** Short exercise **
Search the material for "SUBSCRIBED" and show all lines that contain it.

** Entries shown **
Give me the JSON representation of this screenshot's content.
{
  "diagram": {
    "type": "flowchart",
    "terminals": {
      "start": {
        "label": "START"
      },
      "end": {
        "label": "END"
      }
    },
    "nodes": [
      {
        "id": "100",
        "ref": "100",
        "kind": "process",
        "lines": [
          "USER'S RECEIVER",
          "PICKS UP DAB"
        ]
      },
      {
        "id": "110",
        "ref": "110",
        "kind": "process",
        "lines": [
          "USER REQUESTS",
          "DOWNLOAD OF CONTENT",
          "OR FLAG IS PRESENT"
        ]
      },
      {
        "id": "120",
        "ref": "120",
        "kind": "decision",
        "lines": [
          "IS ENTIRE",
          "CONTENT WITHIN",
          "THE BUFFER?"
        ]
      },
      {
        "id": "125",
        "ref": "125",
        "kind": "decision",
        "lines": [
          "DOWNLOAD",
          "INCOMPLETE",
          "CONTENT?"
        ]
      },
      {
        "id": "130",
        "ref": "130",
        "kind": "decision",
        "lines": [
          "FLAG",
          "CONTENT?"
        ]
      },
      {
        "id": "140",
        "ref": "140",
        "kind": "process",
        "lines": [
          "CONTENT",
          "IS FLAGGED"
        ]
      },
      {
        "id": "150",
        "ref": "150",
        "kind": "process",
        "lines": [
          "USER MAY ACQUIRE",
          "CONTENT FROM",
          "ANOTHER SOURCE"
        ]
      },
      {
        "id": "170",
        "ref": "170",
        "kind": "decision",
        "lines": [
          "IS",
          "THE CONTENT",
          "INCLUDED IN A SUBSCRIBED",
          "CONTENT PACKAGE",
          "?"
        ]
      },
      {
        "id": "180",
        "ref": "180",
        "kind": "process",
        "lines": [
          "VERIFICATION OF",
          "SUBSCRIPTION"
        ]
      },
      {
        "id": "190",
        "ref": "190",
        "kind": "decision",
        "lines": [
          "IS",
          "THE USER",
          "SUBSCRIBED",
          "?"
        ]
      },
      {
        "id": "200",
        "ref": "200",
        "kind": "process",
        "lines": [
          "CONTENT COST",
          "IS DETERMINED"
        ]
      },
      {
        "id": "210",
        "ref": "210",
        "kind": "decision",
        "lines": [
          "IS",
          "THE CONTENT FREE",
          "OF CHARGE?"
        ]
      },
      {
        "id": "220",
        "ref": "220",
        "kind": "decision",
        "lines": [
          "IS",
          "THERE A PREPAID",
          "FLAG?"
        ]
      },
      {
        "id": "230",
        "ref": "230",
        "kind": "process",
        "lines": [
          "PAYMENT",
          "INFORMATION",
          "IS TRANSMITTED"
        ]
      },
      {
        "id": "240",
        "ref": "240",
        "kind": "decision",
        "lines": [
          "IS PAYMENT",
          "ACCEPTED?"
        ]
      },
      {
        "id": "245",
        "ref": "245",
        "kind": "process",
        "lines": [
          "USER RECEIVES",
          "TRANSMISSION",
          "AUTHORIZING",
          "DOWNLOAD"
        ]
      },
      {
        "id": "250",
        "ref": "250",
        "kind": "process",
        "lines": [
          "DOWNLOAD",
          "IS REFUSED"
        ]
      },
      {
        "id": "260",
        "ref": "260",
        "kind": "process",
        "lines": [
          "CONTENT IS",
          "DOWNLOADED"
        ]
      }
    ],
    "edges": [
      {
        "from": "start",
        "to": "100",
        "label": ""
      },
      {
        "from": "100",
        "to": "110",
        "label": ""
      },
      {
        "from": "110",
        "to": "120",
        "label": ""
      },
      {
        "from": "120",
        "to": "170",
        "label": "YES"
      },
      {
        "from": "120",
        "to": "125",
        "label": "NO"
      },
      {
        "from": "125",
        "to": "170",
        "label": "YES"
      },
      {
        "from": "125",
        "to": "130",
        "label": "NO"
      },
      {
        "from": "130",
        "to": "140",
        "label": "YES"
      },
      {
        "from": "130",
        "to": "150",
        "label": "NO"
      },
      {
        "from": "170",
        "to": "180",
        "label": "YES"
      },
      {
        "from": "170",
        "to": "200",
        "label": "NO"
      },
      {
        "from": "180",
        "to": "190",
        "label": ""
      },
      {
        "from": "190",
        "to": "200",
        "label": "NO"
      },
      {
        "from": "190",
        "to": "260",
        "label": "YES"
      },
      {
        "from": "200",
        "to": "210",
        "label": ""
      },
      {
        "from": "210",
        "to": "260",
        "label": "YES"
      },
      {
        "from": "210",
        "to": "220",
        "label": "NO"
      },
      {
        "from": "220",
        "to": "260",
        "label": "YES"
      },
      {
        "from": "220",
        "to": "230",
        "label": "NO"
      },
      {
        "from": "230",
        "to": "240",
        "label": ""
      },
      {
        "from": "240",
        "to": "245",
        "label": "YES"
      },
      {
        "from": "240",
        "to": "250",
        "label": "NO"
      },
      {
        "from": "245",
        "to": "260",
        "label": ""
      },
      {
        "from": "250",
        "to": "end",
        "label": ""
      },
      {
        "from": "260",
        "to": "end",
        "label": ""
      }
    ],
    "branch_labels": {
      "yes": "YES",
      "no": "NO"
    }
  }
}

** Answer for this exercise **
          "INCLUDED IN A SUBSCRIBED",
          "SUBSCRIBED",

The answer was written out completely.